*EXERCISE DETAILS*
Look below and pull out each line with the word "Comando".

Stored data
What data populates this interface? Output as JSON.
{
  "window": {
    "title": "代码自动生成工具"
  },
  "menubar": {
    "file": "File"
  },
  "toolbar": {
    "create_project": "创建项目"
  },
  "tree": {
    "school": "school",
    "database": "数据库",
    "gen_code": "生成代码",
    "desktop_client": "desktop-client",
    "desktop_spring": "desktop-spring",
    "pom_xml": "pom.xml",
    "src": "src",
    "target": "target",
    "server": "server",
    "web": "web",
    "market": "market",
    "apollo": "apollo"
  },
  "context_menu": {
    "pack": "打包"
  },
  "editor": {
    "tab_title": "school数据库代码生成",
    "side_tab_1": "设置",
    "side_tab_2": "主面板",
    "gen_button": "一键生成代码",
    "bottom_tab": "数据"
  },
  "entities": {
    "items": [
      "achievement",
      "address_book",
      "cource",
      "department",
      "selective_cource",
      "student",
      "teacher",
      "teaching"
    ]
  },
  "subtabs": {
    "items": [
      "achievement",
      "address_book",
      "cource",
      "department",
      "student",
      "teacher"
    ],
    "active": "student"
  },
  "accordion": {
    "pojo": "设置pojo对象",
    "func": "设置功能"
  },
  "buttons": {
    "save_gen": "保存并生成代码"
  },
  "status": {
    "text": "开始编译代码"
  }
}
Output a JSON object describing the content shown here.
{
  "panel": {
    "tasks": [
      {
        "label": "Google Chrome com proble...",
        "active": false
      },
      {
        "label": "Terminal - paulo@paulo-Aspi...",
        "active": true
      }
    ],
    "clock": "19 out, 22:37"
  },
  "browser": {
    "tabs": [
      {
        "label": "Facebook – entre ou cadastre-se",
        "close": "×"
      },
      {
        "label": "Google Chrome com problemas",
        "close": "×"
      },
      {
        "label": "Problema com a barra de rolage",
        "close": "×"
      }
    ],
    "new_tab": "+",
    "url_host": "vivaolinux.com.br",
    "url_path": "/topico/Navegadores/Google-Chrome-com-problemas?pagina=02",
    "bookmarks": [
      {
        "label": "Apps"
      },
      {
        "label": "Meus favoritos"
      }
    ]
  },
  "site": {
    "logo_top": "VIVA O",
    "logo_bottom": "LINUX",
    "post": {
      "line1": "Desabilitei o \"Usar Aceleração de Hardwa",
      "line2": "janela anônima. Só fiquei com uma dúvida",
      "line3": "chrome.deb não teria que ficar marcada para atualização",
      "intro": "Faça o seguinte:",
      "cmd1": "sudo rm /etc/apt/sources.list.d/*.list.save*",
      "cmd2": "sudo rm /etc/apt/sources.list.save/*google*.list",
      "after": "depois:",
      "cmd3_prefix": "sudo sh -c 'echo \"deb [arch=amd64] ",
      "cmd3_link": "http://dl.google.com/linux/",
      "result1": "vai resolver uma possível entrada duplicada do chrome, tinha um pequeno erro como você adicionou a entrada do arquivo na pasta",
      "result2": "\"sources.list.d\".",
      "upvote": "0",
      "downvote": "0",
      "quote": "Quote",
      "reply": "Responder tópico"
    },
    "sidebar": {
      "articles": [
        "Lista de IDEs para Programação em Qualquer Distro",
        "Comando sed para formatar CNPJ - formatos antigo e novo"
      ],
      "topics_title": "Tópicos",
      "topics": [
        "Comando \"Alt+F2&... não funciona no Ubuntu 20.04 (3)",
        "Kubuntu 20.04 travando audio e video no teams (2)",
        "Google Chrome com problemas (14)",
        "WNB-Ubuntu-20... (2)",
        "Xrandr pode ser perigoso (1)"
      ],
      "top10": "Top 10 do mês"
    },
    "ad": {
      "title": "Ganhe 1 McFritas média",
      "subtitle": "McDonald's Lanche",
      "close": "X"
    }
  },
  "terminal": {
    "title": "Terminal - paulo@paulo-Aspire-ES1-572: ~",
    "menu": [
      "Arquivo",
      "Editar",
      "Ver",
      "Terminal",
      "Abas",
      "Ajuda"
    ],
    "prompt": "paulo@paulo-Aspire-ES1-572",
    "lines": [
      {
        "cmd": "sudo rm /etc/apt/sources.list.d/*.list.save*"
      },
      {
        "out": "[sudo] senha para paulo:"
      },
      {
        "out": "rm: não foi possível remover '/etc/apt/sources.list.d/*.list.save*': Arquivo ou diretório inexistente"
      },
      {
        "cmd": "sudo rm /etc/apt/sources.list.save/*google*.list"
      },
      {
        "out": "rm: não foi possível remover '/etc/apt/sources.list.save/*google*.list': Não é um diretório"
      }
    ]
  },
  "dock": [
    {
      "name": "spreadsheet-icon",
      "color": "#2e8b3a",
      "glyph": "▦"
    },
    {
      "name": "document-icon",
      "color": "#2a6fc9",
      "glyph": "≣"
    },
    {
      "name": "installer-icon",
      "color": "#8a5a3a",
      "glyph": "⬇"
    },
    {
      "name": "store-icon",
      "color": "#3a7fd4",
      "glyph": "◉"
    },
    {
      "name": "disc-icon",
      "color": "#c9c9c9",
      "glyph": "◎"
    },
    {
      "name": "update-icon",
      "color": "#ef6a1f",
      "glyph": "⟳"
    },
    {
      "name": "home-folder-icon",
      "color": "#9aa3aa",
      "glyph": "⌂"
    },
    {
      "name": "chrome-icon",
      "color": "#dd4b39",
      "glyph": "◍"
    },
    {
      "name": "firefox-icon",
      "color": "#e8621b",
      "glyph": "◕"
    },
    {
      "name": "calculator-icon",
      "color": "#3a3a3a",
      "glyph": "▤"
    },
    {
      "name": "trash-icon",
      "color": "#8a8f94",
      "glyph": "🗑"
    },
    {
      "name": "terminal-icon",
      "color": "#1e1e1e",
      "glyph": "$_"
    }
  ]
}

*EXERCISE RESPONSE*
        "Comando sed para formatar CNPJ - formatos antigo e novo"
        "Comando \"Alt+F2&... não funciona no Ubuntu 20.04 (3)",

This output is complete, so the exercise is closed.